## Goal
Write out all lines holding the word "straw".

## Recorded data

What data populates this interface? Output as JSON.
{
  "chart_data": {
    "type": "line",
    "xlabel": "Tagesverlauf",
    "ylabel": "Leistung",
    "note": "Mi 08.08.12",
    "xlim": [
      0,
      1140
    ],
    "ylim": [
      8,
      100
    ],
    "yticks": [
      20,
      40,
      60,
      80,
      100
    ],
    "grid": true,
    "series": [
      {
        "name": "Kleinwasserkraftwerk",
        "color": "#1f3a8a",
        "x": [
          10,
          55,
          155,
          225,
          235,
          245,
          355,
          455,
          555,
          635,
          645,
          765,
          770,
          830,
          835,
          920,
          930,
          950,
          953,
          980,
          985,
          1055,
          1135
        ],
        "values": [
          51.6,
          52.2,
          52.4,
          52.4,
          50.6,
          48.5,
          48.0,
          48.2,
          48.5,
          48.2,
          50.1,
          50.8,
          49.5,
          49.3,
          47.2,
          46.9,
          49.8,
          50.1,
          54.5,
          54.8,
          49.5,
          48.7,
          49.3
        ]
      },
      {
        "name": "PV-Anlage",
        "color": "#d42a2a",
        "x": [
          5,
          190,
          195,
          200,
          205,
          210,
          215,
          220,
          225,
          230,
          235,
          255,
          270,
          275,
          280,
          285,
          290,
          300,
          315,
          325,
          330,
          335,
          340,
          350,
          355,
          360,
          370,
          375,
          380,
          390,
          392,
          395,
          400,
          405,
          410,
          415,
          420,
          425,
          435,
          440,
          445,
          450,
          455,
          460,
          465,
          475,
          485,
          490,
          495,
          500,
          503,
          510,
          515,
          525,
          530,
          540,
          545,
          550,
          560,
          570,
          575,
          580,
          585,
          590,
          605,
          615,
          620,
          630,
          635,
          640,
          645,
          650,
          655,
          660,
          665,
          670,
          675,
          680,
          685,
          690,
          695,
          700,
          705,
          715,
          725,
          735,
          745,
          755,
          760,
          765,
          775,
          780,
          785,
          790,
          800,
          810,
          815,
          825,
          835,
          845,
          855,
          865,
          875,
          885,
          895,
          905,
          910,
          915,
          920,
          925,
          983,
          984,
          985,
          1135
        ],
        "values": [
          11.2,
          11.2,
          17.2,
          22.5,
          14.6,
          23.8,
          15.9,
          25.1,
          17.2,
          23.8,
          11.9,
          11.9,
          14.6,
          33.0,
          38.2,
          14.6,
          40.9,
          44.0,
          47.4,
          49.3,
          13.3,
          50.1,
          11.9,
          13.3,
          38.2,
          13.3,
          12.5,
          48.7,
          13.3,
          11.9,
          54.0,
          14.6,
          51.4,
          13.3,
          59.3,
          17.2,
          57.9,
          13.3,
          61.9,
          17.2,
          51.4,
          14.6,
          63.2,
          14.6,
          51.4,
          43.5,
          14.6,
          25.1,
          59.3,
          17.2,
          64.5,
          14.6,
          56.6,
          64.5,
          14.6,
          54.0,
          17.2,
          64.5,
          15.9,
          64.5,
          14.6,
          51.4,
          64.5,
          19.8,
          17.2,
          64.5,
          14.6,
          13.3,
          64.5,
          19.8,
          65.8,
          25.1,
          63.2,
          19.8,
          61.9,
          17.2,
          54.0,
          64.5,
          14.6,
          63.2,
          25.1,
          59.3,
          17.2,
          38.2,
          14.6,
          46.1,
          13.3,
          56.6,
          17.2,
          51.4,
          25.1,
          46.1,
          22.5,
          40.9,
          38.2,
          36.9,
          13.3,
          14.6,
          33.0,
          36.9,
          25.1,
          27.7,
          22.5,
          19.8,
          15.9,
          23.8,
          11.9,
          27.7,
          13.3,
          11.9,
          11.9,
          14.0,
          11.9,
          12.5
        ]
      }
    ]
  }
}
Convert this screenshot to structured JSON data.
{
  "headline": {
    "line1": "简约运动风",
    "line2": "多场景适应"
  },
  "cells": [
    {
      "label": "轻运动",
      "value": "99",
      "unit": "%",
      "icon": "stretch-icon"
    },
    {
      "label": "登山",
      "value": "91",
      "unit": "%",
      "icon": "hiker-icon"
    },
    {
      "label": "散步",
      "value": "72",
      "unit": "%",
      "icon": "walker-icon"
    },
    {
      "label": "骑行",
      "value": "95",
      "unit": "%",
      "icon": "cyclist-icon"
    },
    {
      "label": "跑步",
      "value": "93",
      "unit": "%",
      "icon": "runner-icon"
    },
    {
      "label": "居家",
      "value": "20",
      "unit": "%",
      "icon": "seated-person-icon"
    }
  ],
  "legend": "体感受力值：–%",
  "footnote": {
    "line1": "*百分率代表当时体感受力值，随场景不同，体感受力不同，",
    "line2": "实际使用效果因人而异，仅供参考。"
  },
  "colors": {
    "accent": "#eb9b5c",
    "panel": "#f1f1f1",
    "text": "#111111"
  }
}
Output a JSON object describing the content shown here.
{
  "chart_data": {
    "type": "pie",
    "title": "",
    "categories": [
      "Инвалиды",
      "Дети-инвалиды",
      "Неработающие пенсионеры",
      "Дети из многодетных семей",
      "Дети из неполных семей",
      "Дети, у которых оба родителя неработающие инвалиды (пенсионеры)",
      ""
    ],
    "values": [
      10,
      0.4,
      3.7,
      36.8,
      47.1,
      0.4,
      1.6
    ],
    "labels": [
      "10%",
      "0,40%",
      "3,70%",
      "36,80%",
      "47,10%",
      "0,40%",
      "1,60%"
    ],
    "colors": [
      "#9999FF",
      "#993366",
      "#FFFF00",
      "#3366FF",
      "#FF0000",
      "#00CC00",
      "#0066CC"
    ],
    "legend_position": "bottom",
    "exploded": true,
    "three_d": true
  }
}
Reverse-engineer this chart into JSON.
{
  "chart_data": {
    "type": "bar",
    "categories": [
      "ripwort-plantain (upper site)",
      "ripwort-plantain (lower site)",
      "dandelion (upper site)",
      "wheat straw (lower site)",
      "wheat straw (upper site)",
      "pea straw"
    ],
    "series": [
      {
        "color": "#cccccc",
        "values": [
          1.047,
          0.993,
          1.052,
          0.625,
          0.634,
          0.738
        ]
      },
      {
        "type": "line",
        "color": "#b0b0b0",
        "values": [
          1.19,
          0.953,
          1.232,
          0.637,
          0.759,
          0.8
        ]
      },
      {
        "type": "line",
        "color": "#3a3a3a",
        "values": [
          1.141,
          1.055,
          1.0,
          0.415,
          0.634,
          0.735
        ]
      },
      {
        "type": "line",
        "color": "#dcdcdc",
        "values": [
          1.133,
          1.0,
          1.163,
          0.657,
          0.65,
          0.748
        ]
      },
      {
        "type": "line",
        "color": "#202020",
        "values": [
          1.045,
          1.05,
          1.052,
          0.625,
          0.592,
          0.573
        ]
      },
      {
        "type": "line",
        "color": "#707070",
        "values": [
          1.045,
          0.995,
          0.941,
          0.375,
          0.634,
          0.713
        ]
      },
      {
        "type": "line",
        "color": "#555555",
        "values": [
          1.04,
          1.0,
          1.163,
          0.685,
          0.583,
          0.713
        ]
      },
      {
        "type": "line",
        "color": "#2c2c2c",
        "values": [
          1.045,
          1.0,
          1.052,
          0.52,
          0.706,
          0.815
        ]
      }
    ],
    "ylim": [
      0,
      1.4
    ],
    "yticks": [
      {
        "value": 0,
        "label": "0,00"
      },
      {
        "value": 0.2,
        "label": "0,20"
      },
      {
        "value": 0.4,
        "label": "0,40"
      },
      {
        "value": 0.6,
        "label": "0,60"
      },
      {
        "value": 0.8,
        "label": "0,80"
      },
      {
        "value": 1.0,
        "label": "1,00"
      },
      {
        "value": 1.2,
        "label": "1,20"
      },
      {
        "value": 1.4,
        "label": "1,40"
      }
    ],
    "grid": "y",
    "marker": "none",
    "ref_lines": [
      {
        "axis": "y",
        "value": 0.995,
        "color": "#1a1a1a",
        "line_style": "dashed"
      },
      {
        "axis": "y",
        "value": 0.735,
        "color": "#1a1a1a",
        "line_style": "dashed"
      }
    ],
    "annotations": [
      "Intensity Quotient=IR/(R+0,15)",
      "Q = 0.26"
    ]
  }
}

## Result
      "wheat straw (lower site)",
      "wheat straw (upper site)",
      "pea straw"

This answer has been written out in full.